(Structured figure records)
━━━━━━━━━━━━━━━━━━━━━━━━━━━━━━

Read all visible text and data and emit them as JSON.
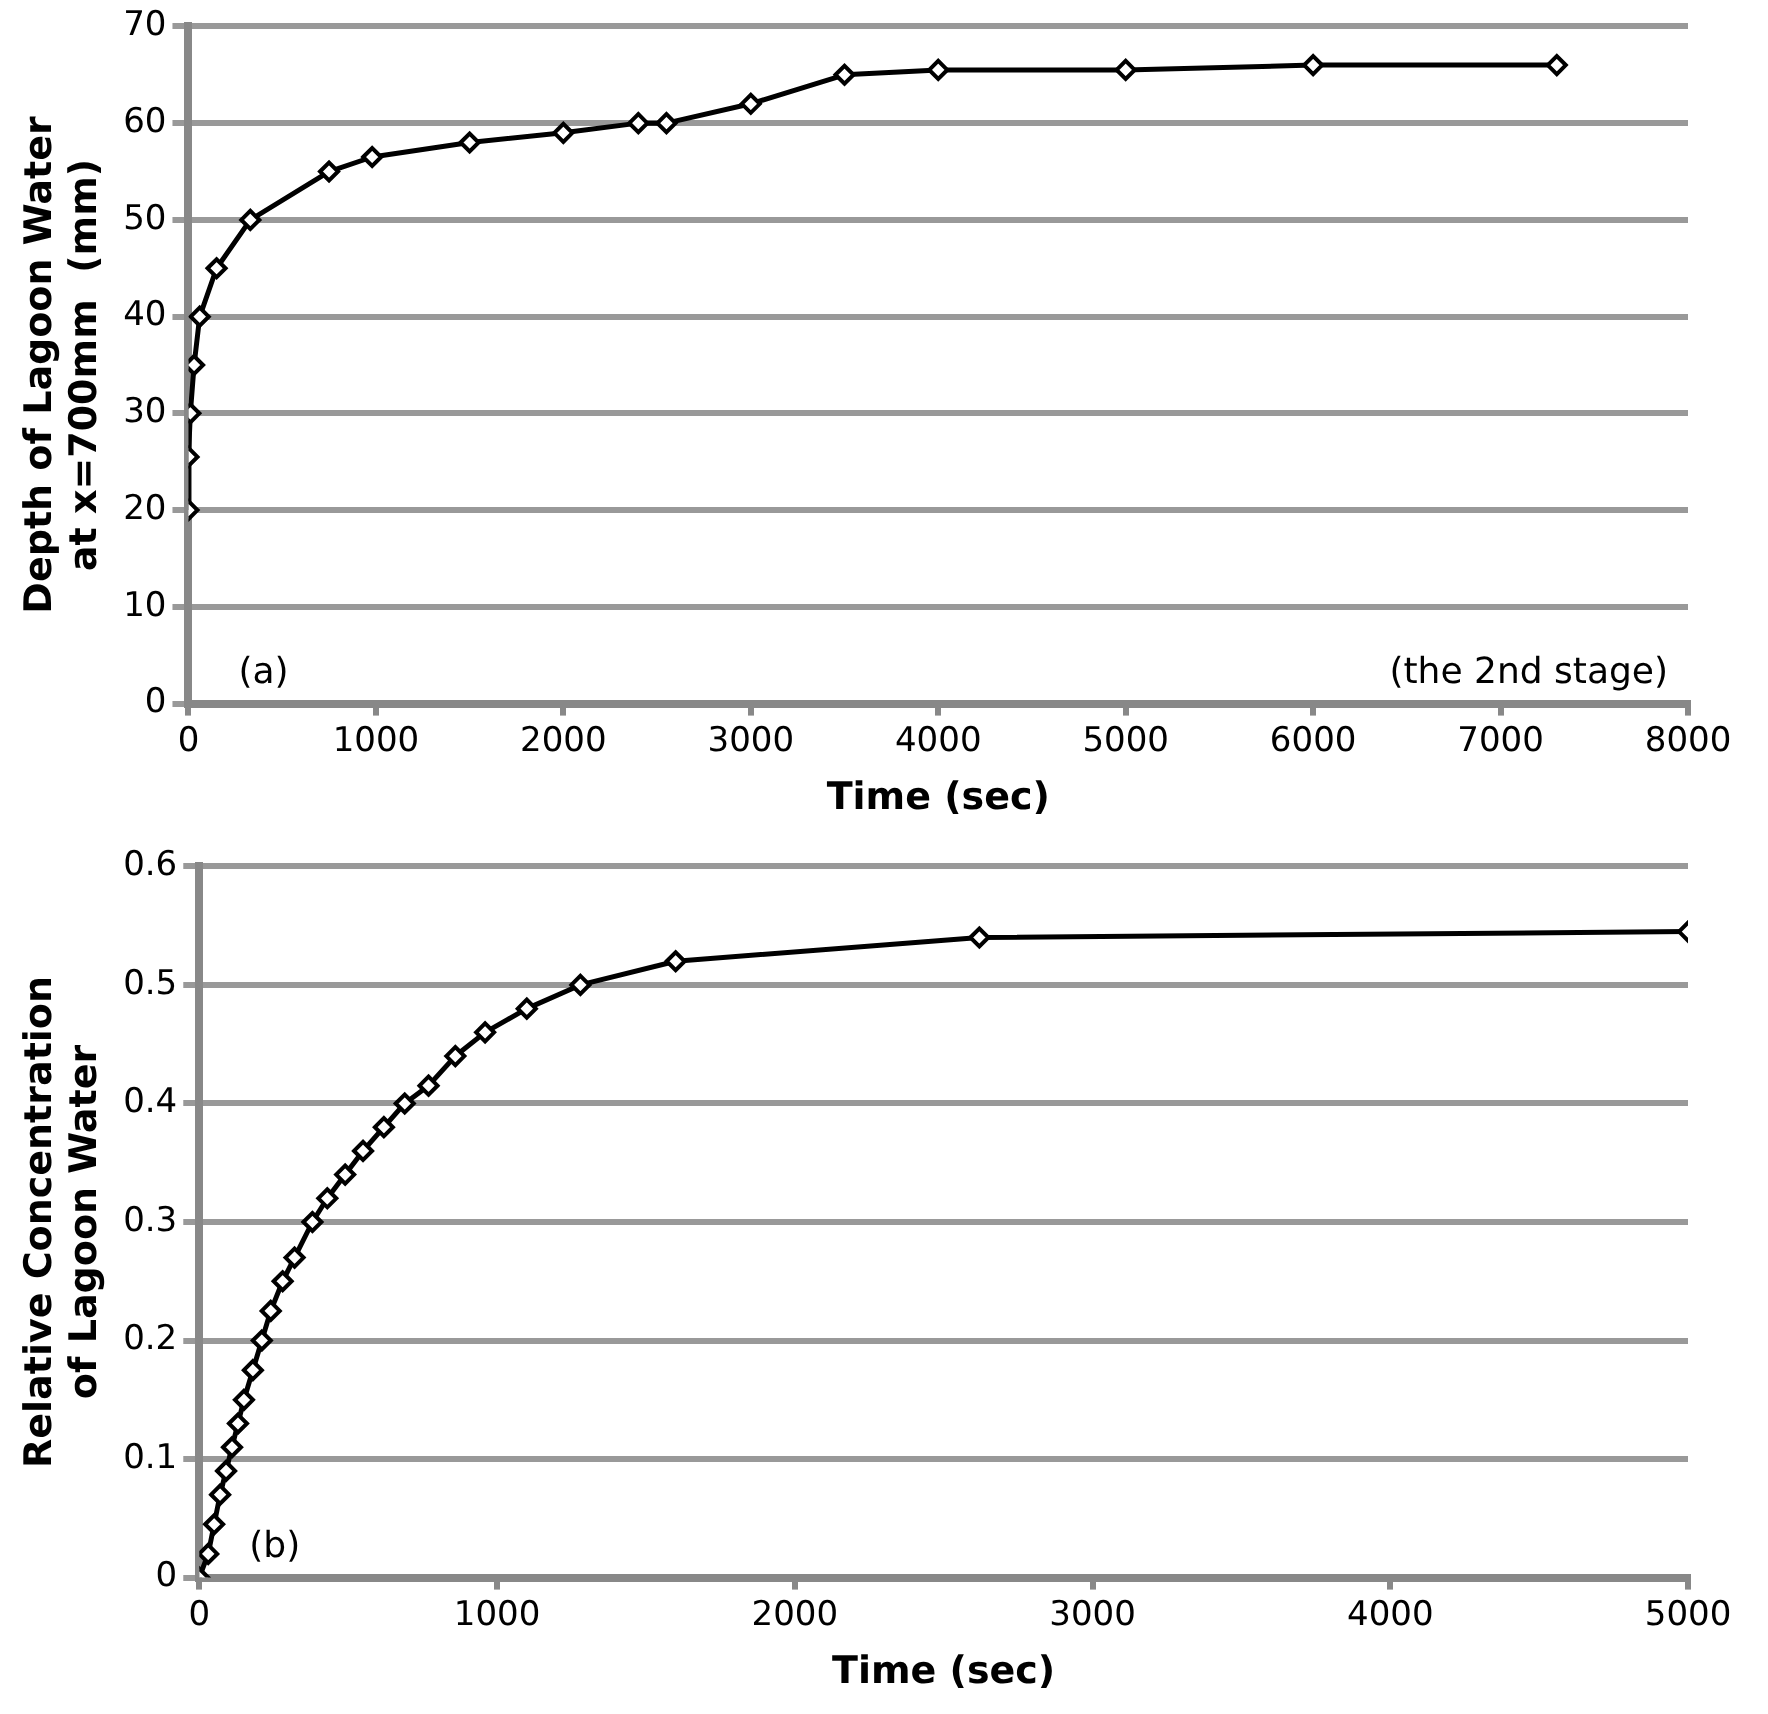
{
  "chart_data": [
    {
      "type": "line",
      "xlabel": "Time (sec)",
      "ylabel": "Depth of Lagoon Water at x=700mm  (mm)",
      "annotations": [
        "(a)",
        "(the 2nd stage)"
      ],
      "series": [
        {
          "color": "#000000",
          "x": [
            0,
            0,
            10,
            30,
            60,
            150,
            330,
            750,
            980,
            1500,
            2000,
            2400,
            2550,
            3000,
            3500,
            4000,
            5000,
            6000,
            7300
          ],
          "values": [
            20,
            25.5,
            30,
            35,
            40,
            45,
            50,
            55,
            56.5,
            58,
            59,
            60,
            60,
            62,
            65,
            65.5,
            65.5,
            66,
            66
          ]
        }
      ],
      "xlim": [
        0,
        8000
      ],
      "xticks": [
        0,
        1000,
        2000,
        3000,
        4000,
        5000,
        6000,
        7000,
        8000
      ],
      "ylim": [
        0,
        70
      ],
      "yticks": [
        0,
        10,
        20,
        30,
        40,
        50,
        60,
        70
      ],
      "grid": "y",
      "legend": false,
      "marker": "diamond",
      "line_style": "solid"
    },
    {
      "type": "line",
      "xlabel": "Time (sec)",
      "ylabel": "Relative Concentration of Lagoon Water",
      "annotations": [
        "(b)"
      ],
      "series": [
        {
          "color": "#000000",
          "x": [
            0,
            30,
            50,
            70,
            90,
            110,
            130,
            150,
            180,
            210,
            240,
            280,
            320,
            380,
            430,
            490,
            550,
            620,
            690,
            770,
            860,
            960,
            1100,
            1280,
            1600,
            2620,
            5000
          ],
          "values": [
            0,
            0.02,
            0.045,
            0.07,
            0.09,
            0.11,
            0.13,
            0.15,
            0.175,
            0.2,
            0.225,
            0.25,
            0.27,
            0.3,
            0.32,
            0.34,
            0.36,
            0.38,
            0.4,
            0.415,
            0.44,
            0.46,
            0.48,
            0.5,
            0.52,
            0.54,
            0.545
          ]
        }
      ],
      "xlim": [
        0,
        5000
      ],
      "xticks": [
        0,
        1000,
        2000,
        3000,
        4000,
        5000
      ],
      "ylim": [
        0,
        0.6
      ],
      "yticks": [
        0,
        0.1,
        0.2,
        0.3,
        0.4,
        0.5,
        0.6
      ],
      "grid": "y",
      "legend": false,
      "marker": "diamond",
      "line_style": "solid"
    }
  ]
}
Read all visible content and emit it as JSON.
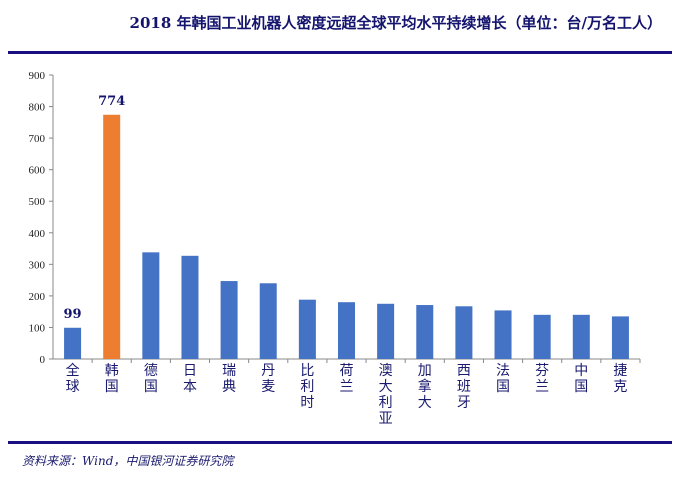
{
  "chart_data": {
    "type": "bar",
    "title": "2018 年韩国工业机器人密度远超全球平均水平持续增长（单位：台/万名工人）",
    "categories": [
      "全球",
      "韩国",
      "德国",
      "日本",
      "瑞典",
      "丹麦",
      "比利时",
      "荷兰",
      "澳大利亚",
      "加拿大",
      "西班牙",
      "法国",
      "芬兰",
      "中国",
      "捷克"
    ],
    "values": [
      99,
      774,
      338,
      327,
      247,
      240,
      188,
      180,
      175,
      171,
      167,
      154,
      140,
      140,
      135
    ],
    "colors": [
      "#4472c4",
      "#ed7d31",
      "#4472c4",
      "#4472c4",
      "#4472c4",
      "#4472c4",
      "#4472c4",
      "#4472c4",
      "#4472c4",
      "#4472c4",
      "#4472c4",
      "#4472c4",
      "#4472c4",
      "#4472c4",
      "#4472c4"
    ],
    "data_labels": {
      "0": "99",
      "1": "774"
    },
    "yticks": [
      "0",
      "100",
      "200",
      "300",
      "400",
      "500",
      "600",
      "700",
      "800",
      "900"
    ],
    "ylim": [
      0,
      900
    ],
    "xlabel": "",
    "ylabel": "",
    "grid": false
  },
  "source": "资料来源：Wind，中国银河证券研究院"
}
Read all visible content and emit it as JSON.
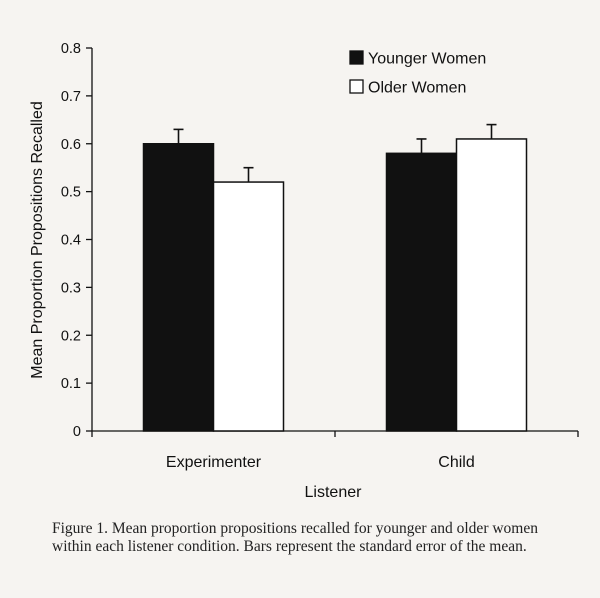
{
  "chart_data": {
    "type": "bar",
    "categories": [
      "Experimenter",
      "Child"
    ],
    "series": [
      {
        "name": "Younger Women",
        "values": [
          0.6,
          0.58
        ],
        "errors": [
          0.03,
          0.03
        ],
        "color": "#111111"
      },
      {
        "name": "Older Women",
        "values": [
          0.52,
          0.61
        ],
        "errors": [
          0.03,
          0.03
        ],
        "color": "#ffffff"
      }
    ],
    "xlabel": "Listener",
    "ylabel": "Mean Proportion Propositions Recalled",
    "ylim": [
      0,
      0.8
    ],
    "yticks": [
      "0",
      "0.1",
      "0.2",
      "0.3",
      "0.4",
      "0.5",
      "0.6",
      "0.7",
      "0.8"
    ],
    "legend_position": "top-right",
    "grid": false
  },
  "caption": "Figure 1. Mean proportion propositions recalled for younger and older women within each listener condition. Bars represent the standard error of the mean."
}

━━━━━━━━━━━━━━━━━━━━━━━━━━━━━━

## WHAT THE TASK ASKS
Repeat each entry exactly as it appears; skip any picture.

## EXERCISE ANSWER
Read all visible text and data and emit them as JSON.
{
  "chart_data": [
    {
      "type": "line",
      "xlabel": "Time (sec)",
      "ylabel": "Depth of Lagoon Water at x=700mm  (mm)",
      "annotations": [
        "(a)",
        "(the 2nd stage)"
      ],
      "series": [
        {
          "color": "#000000",
          "x": [
            0,
            0,
            10,
            30,
            60,
            150,
            330,
            750,
            980,
            1500,
            2000,
            2400,
            2550,
            3000,
            3500,
            4000,
            5000,
            6000,
            7300
          ],
          "values": [
            20,
            25.5,
            30,
            35,
            40,
            45,
            50,
            55,
            56.5,
            58,
            59,
            60,
            60,
            62,
            65,
            65.5,
            65.5,
            66,
            66
          ]
        }
      ],
      "xlim": [
        0,
        8000
      ],
      "xticks": [
        0,
        1000,
        2000,
        3000,
        4000,
        5000,
        6000,
        7000,
        8000
      ],
      "ylim": [
        0,
        70
      ],
      "yticks": [
        0,
        10,
        20,
        30,
        40,
        50,
        60,
        70
      ],
      "grid": "y",
      "legend": false,
      "marker": "diamond",
      "line_style": "solid"
    },
    {
      "type": "line",
      "xlabel": "Time (sec)",
      "ylabel": "Relative Concentration of Lagoon Water",
      "annotations": [
        "(b)"
      ],
      "series": [
        {
          "color": "#000000",
          "x": [
            0,
            30,
            50,
            70,
            90,
            110,
            130,
            150,
            180,
            210,
            240,
            280,
            320,
            380,
            430,
            490,
            550,
            620,
            690,
            770,
            860,
            960,
            1100,
            1280,
            1600,
            2620,
            5000
          ],
          "values": [
            0,
            0.02,
            0.045,
            0.07,
            0.09,
            0.11,
            0.13,
            0.15,
            0.175,
            0.2,
            0.225,
            0.25,
            0.27,
            0.3,
            0.32,
            0.34,
            0.36,
            0.38,
            0.4,
            0.415,
            0.44,
            0.46,
            0.48,
            0.5,
            0.52,
            0.54,
            0.545
          ]
        }
      ],
      "xlim": [
        0,
        5000
      ],
      "xticks": [
        0,
        1000,
        2000,
        3000,
        4000,
        5000
      ],
      "ylim": [
        0,
        0.6
      ],
      "yticks": [
        0,
        0.1,
        0.2,
        0.3,
        0.4,
        0.5,
        0.6
      ],
      "grid": "y",
      "legend": false,
      "marker": "diamond",
      "line_style": "solid"
    }
  ]
}
Read all visible content and emit it as JSON.
{
  "chart_data": {
    "type": "bar",
    "title": "2018 年韩国工业机器人密度远超全球平均水平持续增长（单位：台/万名工人）",
    "categories": [
      "全球",
      "韩国",
      "德国",
      "日本",
      "瑞典",
      "丹麦",
      "比利时",
      "荷兰",
      "澳大利亚",
      "加拿大",
      "西班牙",
      "法国",
      "芬兰",
      "中国",
      "捷克"
    ],
    "values": [
      99,
      774,
      338,
      327,
      247,
      240,
      188,
      180,
      175,
      171,
      167,
      154,
      140,
      140,
      135
    ],
    "colors": [
      "#4472c4",
      "#ed7d31",
      "#4472c4",
      "#4472c4",
      "#4472c4",
      "#4472c4",
      "#4472c4",
      "#4472c4",
      "#4472c4",
      "#4472c4",
      "#4472c4",
      "#4472c4",
      "#4472c4",
      "#4472c4",
      "#4472c4"
    ],
    "data_labels": {
      "0": "99",
      "1": "774"
    },
    "yticks": [
      "0",
      "100",
      "200",
      "300",
      "400",
      "500",
      "600",
      "700",
      "800",
      "900"
    ],
    "ylim": [
      0,
      900
    ],
    "xlabel": "",
    "ylabel": "",
    "grid": false
  },
  "source": "资料来源：Wind，中国银河证券研究院"
}
Read all visible content and emit it as JSON.
{
  "chart_data": {
    "type": "bar",
    "categories": [
      "Experimenter",
      "Child"
    ],
    "series": [
      {
        "name": "Younger Women",
        "values": [
          0.6,
          0.58
        ],
        "errors": [
          0.03,
          0.03
        ],
        "color": "#111111"
      },
      {
        "name": "Older Women",
        "values": [
          0.52,
          0.61
        ],
        "errors": [
          0.03,
          0.03
        ],
        "color": "#ffffff"
      }
    ],
    "xlabel": "Listener",
    "ylabel": "Mean Proportion Propositions Recalled",
    "ylim": [
      0,
      0.8
    ],
    "yticks": [
      "0",
      "0.1",
      "0.2",
      "0.3",
      "0.4",
      "0.5",
      "0.6",
      "0.7",
      "0.8"
    ],
    "legend_position": "top-right",
    "grid": false
  },
  "caption": "Figure 1. Mean proportion propositions recalled for younger and older women within each listener condition. Bars represent the standard error of the mean."
}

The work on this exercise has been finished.